The exercise:
Find the string "User" in the data, then copy every line where it is found.

^^^^^^^^

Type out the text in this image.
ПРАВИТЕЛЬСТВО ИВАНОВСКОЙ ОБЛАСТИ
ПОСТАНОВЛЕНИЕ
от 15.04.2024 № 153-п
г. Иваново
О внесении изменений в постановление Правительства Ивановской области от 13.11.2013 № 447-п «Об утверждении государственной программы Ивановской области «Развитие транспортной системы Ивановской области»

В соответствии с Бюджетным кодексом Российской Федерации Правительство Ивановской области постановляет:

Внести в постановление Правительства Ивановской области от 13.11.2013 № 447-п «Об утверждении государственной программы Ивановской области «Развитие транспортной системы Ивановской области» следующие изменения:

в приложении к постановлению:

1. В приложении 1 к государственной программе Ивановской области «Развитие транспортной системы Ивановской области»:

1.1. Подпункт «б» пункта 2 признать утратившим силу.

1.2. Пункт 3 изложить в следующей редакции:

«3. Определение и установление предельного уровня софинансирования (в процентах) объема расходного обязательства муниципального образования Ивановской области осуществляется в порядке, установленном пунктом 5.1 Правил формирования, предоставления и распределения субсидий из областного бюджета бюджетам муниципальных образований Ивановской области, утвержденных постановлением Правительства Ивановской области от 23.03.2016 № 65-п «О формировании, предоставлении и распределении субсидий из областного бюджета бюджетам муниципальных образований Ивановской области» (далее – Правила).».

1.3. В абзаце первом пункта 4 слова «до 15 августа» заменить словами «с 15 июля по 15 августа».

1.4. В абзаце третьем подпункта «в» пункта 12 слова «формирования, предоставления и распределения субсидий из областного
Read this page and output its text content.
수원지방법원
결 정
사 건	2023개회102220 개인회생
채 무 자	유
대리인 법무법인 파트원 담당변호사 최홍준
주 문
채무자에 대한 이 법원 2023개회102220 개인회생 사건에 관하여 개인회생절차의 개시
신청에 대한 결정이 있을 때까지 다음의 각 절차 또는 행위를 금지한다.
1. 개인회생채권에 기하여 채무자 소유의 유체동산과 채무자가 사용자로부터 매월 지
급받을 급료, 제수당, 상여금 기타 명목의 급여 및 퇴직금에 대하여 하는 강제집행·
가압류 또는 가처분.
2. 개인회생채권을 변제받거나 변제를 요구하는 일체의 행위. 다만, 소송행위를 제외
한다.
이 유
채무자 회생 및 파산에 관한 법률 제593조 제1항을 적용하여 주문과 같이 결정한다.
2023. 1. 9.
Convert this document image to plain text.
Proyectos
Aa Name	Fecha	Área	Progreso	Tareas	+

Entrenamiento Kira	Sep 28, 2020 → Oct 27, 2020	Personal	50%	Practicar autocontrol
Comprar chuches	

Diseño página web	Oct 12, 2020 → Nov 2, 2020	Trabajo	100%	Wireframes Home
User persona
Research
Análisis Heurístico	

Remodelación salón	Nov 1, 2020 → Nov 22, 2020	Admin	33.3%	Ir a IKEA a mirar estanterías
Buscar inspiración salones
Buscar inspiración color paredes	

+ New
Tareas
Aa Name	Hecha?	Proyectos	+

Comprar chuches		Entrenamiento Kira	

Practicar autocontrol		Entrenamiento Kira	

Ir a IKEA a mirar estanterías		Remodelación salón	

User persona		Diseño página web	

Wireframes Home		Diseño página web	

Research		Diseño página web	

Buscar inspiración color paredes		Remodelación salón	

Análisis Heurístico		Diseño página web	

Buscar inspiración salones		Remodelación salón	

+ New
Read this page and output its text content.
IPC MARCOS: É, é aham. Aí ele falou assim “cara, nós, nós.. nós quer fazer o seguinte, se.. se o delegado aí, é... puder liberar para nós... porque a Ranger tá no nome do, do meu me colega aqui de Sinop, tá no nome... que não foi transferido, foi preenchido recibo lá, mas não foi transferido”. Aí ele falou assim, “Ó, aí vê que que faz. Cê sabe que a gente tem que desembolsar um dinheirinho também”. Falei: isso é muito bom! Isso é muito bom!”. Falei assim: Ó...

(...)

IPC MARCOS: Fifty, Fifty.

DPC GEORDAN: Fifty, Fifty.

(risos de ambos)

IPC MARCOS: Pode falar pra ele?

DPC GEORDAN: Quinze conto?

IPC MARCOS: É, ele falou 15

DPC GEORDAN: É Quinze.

^^^^^^^^

Final result:
User persona
User persona		Diseño página web	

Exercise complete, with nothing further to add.